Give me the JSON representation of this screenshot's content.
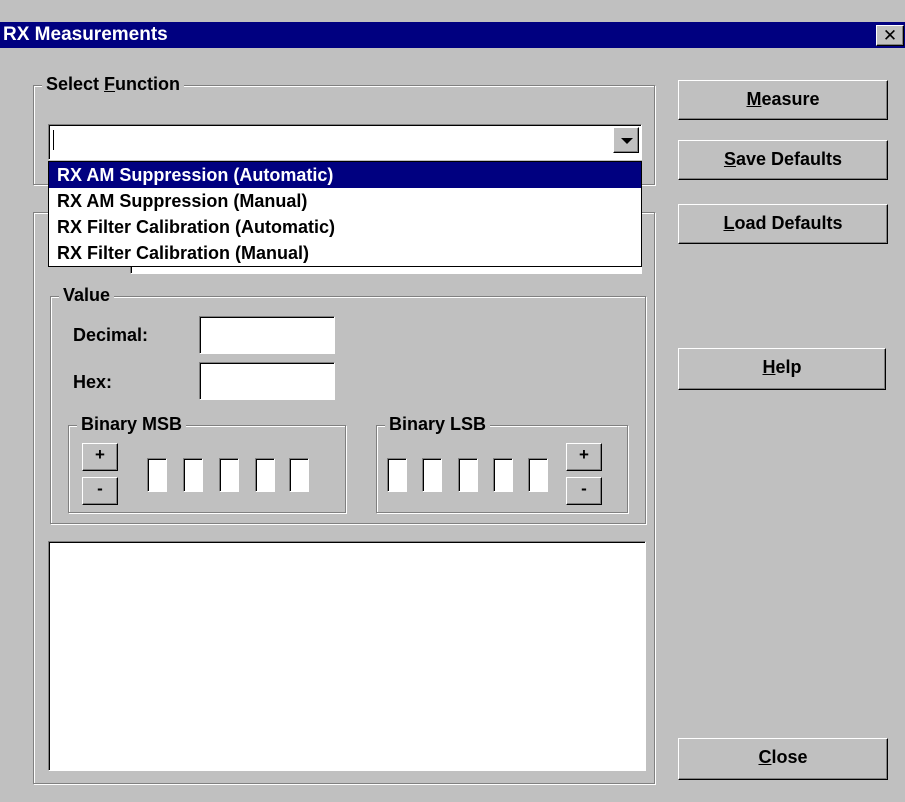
{
  "window": {
    "title": "RX Measurements",
    "close_glyph": "✕"
  },
  "select_function": {
    "legend_pre": "Select ",
    "legend_mnemonic": "F",
    "legend_post": "unction",
    "combo_value": "",
    "options": [
      "RX AM Suppression (Automatic)",
      "RX AM Suppression (Manual)",
      "RX Filter Calibration (Automatic)",
      "RX Filter Calibration (Manual)"
    ],
    "selected_index": 0
  },
  "value_group": {
    "legend": "Value",
    "decimal_label": "Decimal:",
    "decimal_value": "",
    "hex_label": "Hex:",
    "hex_value": ""
  },
  "binary_msb": {
    "legend": "Binary MSB",
    "plus": "+",
    "minus": "-"
  },
  "binary_lsb": {
    "legend": "Binary LSB",
    "plus": "+",
    "minus": "-"
  },
  "buttons": {
    "measure": {
      "mnemonic": "M",
      "rest": "easure"
    },
    "save_defaults": {
      "mnemonic": "S",
      "rest": "ave Defaults"
    },
    "load_defaults": {
      "mnemonic": "L",
      "rest": "oad Defaults"
    },
    "help": {
      "mnemonic": "H",
      "rest": "elp"
    },
    "close": {
      "mnemonic": "C",
      "rest": "lose"
    }
  },
  "output_text": "",
  "colors": {
    "face": "#c0c0c0",
    "titlebar": "#000080",
    "highlight": "#000080"
  }
}
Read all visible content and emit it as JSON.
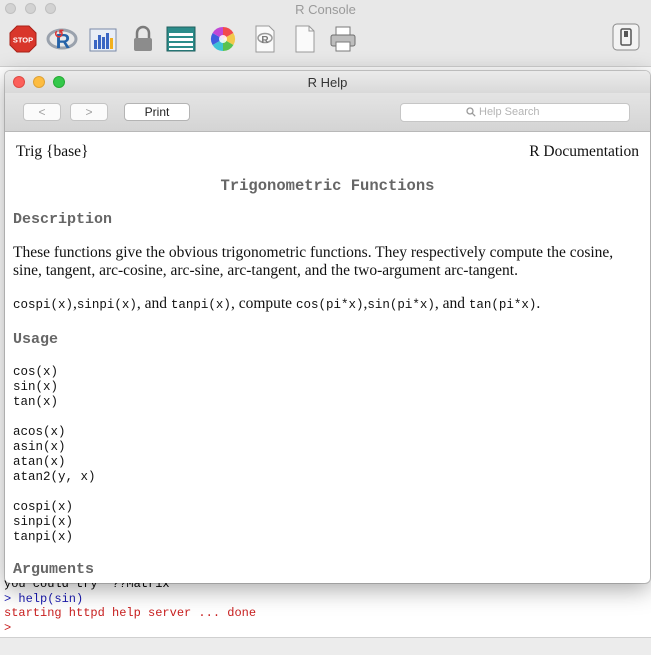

|---|

§ TASK DESCRIPTION:
In your copy of the listing above, reproduce each line exactly and omit all pictures.

§ REPLY TO THE TASK:
Give me the JSON representation of this screenshot's content.
{
  "window": {
    "title": "RX Measurements",
    "close_glyph": "✕"
  },
  "select_function": {
    "legend_pre": "Select ",
    "legend_mnemonic": "F",
    "legend_post": "unction",
    "combo_value": "",
    "options": [
      "RX AM Suppression (Automatic)",
      "RX AM Suppression (Manual)",
      "RX Filter Calibration (Automatic)",
      "RX Filter Calibration (Manual)"
    ],
    "selected_index": 0
  },
  "value_group": {
    "legend": "Value",
    "decimal_label": "Decimal:",
    "decimal_value": "",
    "hex_label": "Hex:",
    "hex_value": ""
  },
  "binary_msb": {
    "legend": "Binary MSB",
    "plus": "+",
    "minus": "-"
  },
  "binary_lsb": {
    "legend": "Binary LSB",
    "plus": "+",
    "minus": "-"
  },
  "buttons": {
    "measure": {
      "mnemonic": "M",
      "rest": "easure"
    },
    "save_defaults": {
      "mnemonic": "S",
      "rest": "ave Defaults"
    },
    "load_defaults": {
      "mnemonic": "L",
      "rest": "oad Defaults"
    },
    "help": {
      "mnemonic": "H",
      "rest": "elp"
    },
    "close": {
      "mnemonic": "C",
      "rest": "lose"
    }
  },
  "output_text": "",
  "colors": {
    "face": "#c0c0c0",
    "titlebar": "#000080",
    "highlight": "#000080"
  }
}
Read all visible content and emit it as JSON.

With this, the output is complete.